• Exercise prompt:
Give only the count of lines containing "title".

• Input:

╭──

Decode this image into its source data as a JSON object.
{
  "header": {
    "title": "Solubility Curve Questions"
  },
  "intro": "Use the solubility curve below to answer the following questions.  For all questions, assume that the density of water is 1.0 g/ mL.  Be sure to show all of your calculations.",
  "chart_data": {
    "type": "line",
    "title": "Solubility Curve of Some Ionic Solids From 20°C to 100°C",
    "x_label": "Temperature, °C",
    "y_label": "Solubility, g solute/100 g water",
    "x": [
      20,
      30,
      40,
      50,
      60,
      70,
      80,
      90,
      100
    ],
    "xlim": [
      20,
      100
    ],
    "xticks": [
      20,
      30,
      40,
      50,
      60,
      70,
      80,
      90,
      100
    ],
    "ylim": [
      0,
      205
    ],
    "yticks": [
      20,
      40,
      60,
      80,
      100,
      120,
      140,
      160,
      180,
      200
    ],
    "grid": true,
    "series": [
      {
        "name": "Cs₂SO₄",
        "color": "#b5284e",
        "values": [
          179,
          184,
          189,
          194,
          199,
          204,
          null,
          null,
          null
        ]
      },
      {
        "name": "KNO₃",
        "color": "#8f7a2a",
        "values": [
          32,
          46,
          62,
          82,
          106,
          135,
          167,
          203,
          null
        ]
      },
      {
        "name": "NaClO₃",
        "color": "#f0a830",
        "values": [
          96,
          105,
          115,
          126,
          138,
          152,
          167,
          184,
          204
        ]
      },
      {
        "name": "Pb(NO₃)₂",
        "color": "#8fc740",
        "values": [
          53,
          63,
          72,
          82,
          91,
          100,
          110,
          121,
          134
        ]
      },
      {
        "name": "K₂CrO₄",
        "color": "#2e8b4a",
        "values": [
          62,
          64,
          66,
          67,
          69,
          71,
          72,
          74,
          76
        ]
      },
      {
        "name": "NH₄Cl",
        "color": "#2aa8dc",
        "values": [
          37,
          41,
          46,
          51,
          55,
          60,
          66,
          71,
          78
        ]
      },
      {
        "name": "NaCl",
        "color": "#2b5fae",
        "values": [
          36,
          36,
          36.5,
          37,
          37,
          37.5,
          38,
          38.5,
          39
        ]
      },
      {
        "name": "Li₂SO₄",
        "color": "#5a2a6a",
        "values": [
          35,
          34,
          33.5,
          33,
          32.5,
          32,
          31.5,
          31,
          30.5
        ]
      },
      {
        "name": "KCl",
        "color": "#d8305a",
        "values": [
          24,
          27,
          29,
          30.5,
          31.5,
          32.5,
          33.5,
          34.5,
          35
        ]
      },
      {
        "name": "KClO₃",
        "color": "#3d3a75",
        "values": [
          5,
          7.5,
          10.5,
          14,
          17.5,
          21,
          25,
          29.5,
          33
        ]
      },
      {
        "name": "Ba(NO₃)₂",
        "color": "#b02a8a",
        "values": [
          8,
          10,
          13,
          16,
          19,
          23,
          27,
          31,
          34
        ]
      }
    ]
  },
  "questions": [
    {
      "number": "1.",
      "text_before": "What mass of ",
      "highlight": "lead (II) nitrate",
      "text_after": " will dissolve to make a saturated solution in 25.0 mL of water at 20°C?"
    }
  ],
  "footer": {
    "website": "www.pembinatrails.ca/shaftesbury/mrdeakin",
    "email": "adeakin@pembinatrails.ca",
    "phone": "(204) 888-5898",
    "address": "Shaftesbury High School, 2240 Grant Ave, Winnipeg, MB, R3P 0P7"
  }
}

╰──

• Complete output:
2